Problem requirements:
Every record below should be written out exactly; pictures stay out.

Data to use:
— begin —

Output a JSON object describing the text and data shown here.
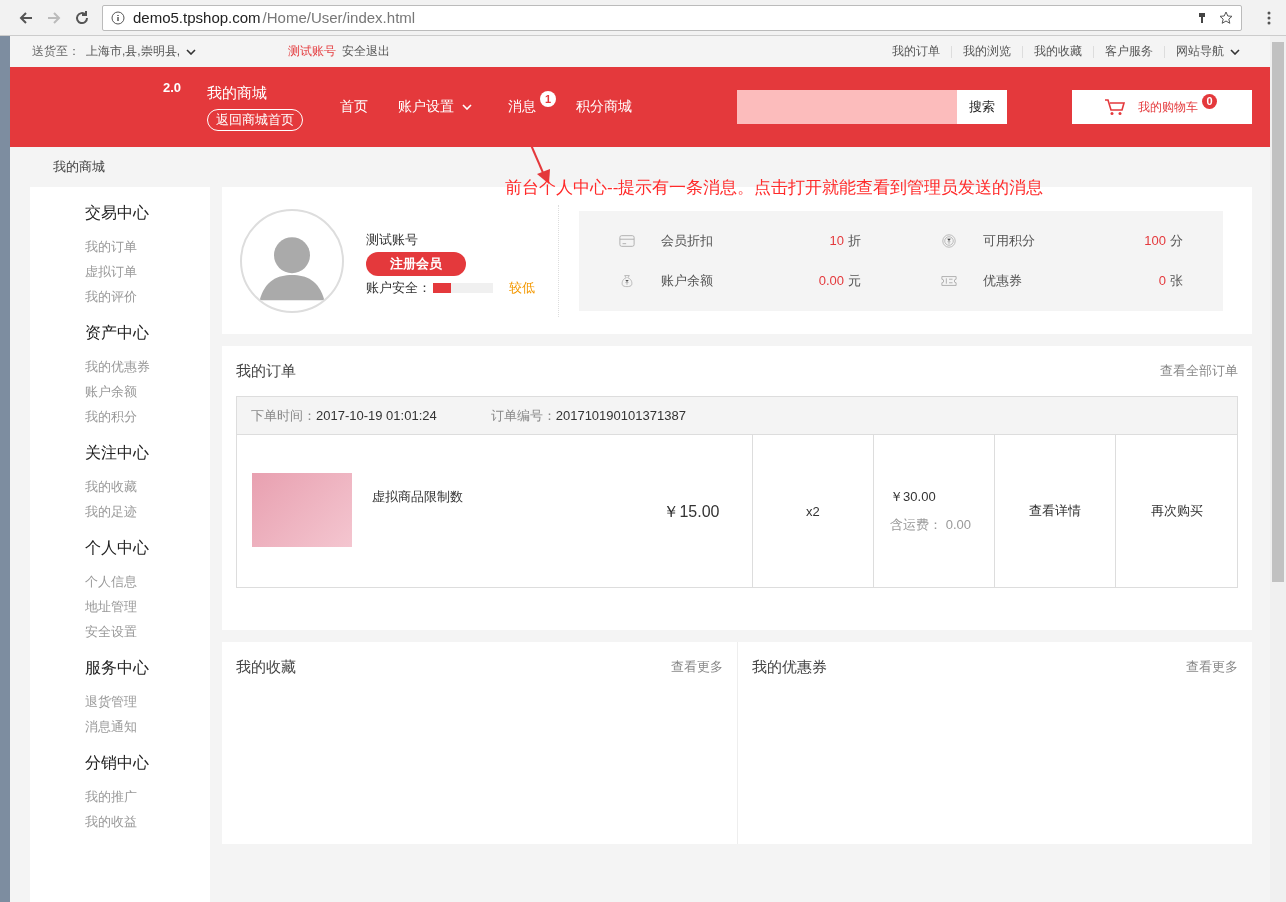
{
  "browser": {
    "url_host": "demo5.tpshop.com",
    "url_path": "/Home/User/index.html"
  },
  "topbar": {
    "deliver_label": "送货至：",
    "location": "上海市,县,崇明县,",
    "username": "测试账号",
    "logout": "安全退出",
    "links": [
      "我的订单",
      "我的浏览",
      "我的收藏",
      "客户服务",
      "网站导航"
    ]
  },
  "header": {
    "version": "2.0",
    "title": "我的商城",
    "back_home": "返回商城首页",
    "nav": [
      {
        "label": "首页",
        "kind": "plain"
      },
      {
        "label": "账户设置",
        "kind": "dropdown"
      },
      {
        "label": "消息",
        "kind": "badge",
        "badge": "1"
      },
      {
        "label": "积分商城",
        "kind": "plain"
      }
    ],
    "search_button": "搜索",
    "cart": {
      "label": "我的购物车",
      "count": "0"
    }
  },
  "annotation": {
    "text": "前台个人中心--提示有一条消息。点击打开就能查看到管理员发送的消息"
  },
  "breadcrumb": "我的商城",
  "sidebar": [
    {
      "title": "交易中心",
      "items": [
        "我的订单",
        "虚拟订单",
        "我的评价"
      ]
    },
    {
      "title": "资产中心",
      "items": [
        "我的优惠券",
        "账户余额",
        "我的积分"
      ]
    },
    {
      "title": "关注中心",
      "items": [
        "我的收藏",
        "我的足迹"
      ]
    },
    {
      "title": "个人中心",
      "items": [
        "个人信息",
        "地址管理",
        "安全设置"
      ]
    },
    {
      "title": "服务中心",
      "items": [
        "退货管理",
        "消息通知"
      ]
    },
    {
      "title": "分销中心",
      "items": [
        "我的推广",
        "我的收益"
      ]
    }
  ],
  "profile": {
    "name": "测试账号",
    "member_button": "注册会员",
    "security_label": "账户安全：",
    "security": {
      "level": 0.3
    },
    "security_text": "较低",
    "stats": [
      {
        "kind": "card",
        "label": "会员折扣",
        "value": "10",
        "unit": "折"
      },
      {
        "kind": "coin",
        "label": "可用积分",
        "value": "100",
        "unit": "分"
      },
      {
        "kind": "bag",
        "label": "账户余额",
        "value": "0.00",
        "unit": "元"
      },
      {
        "kind": "ticket",
        "label": "优惠券",
        "value": "0",
        "unit": "张"
      }
    ]
  },
  "orders": {
    "title": "我的订单",
    "view_all": "查看全部订单",
    "placed_label": "下单时间：",
    "placed_time": "2017-10-19 01:01:24",
    "number_label": "订单编号：",
    "number": "201710190101371387",
    "items": [
      {
        "name": "虚拟商品限制数",
        "price": "￥15.00",
        "qty": "x2",
        "total": "￥30.00",
        "shipping_label": "含运费：",
        "shipping": "0.00",
        "detail_button": "查看详情",
        "rebuy_button": "再次购买"
      }
    ]
  },
  "panels": [
    {
      "title": "我的收藏",
      "more": "查看更多"
    },
    {
      "title": "我的优惠券",
      "more": "查看更多"
    }
  ]
}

— end —

Task result:
Output a JSON object describing the text and data shown here.
{
  "browser": {
    "url_host": "demo5.tpshop.com",
    "url_path": "/Home/User/index.html"
  },
  "topbar": {
    "deliver_label": "送货至：",
    "location": "上海市,县,崇明县,",
    "username": "测试账号",
    "logout": "安全退出",
    "links": [
      "我的订单",
      "我的浏览",
      "我的收藏",
      "客户服务",
      "网站导航"
    ]
  },
  "header": {
    "version": "2.0",
    "title": "我的商城",
    "back_home": "返回商城首页",
    "nav": [
      {
        "label": "首页",
        "kind": "plain"
      },
      {
        "label": "账户设置",
        "kind": "dropdown"
      },
      {
        "label": "消息",
        "kind": "badge",
        "badge": "1"
      },
      {
        "label": "积分商城",
        "kind": "plain"
      }
    ],
    "search_button": "搜索",
    "cart": {
      "label": "我的购物车",
      "count": "0"
    }
  },
  "annotation": {
    "text": "前台个人中心--提示有一条消息。点击打开就能查看到管理员发送的消息"
  },
  "breadcrumb": "我的商城",
  "sidebar": [
    {
      "title": "交易中心",
      "items": [
        "我的订单",
        "虚拟订单",
        "我的评价"
      ]
    },
    {
      "title": "资产中心",
      "items": [
        "我的优惠券",
        "账户余额",
        "我的积分"
      ]
    },
    {
      "title": "关注中心",
      "items": [
        "我的收藏",
        "我的足迹"
      ]
    },
    {
      "title": "个人中心",
      "items": [
        "个人信息",
        "地址管理",
        "安全设置"
      ]
    },
    {
      "title": "服务中心",
      "items": [
        "退货管理",
        "消息通知"
      ]
    },
    {
      "title": "分销中心",
      "items": [
        "我的推广",
        "我的收益"
      ]
    }
  ],
  "profile": {
    "name": "测试账号",
    "member_button": "注册会员",
    "security_label": "账户安全：",
    "security": {
      "level": 0.3
    },
    "security_text": "较低",
    "stats": [
      {
        "kind": "card",
        "label": "会员折扣",
        "value": "10",
        "unit": "折"
      },
      {
        "kind": "coin",
        "label": "可用积分",
        "value": "100",
        "unit": "分"
      },
      {
        "kind": "bag",
        "label": "账户余额",
        "value": "0.00",
        "unit": "元"
      },
      {
        "kind": "ticket",
        "label": "优惠券",
        "value": "0",
        "unit": "张"
      }
    ]
  },
  "orders": {
    "title": "我的订单",
    "view_all": "查看全部订单",
    "placed_label": "下单时间：",
    "placed_time": "2017-10-19 01:01:24",
    "number_label": "订单编号：",
    "number": "201710190101371387",
    "items": [
      {
        "name": "虚拟商品限制数",
        "price": "￥15.00",
        "qty": "x2",
        "total": "￥30.00",
        "shipping_label": "含运费：",
        "shipping": "0.00",
        "detail_button": "查看详情",
        "rebuy_button": "再次购买"
      }
    ]
  },
  "panels": [
    {
      "title": "我的收藏",
      "more": "查看更多"
    },
    {
      "title": "我的优惠券",
      "more": "查看更多"
    }
  ]
}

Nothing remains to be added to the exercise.